* TASK MATERIAL *

=====

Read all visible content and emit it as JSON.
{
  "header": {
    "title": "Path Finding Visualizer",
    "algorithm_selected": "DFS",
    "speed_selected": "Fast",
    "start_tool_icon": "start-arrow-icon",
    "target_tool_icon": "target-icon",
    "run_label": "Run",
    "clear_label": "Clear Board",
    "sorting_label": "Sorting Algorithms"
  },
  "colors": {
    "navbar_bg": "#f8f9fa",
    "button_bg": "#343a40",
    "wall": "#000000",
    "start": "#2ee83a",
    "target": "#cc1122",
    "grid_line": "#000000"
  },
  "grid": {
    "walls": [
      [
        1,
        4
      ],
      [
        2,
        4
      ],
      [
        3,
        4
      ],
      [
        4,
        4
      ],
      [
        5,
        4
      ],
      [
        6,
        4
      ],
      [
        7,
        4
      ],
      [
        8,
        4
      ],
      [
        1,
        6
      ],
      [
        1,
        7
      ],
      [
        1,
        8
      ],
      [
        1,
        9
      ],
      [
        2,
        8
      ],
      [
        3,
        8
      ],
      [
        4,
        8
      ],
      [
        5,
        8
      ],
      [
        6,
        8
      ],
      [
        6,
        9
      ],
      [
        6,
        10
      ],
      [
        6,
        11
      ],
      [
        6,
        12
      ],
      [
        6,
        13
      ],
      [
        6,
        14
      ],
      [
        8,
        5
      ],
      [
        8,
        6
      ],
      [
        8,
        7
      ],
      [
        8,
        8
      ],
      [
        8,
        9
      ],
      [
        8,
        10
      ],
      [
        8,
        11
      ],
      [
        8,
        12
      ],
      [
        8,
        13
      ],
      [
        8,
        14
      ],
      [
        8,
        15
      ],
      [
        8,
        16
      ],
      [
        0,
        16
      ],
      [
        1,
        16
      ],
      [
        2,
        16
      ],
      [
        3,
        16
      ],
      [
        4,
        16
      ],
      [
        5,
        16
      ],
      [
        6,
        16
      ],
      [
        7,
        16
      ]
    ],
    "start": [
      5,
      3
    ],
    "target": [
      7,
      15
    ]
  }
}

=====

* TASK REQUIREMENTS *
Each line above that includes "icon" should be shown.

* THE OUTPUT *
    "start_tool_icon": "start-arrow-icon",
    "target_tool_icon": "target-icon",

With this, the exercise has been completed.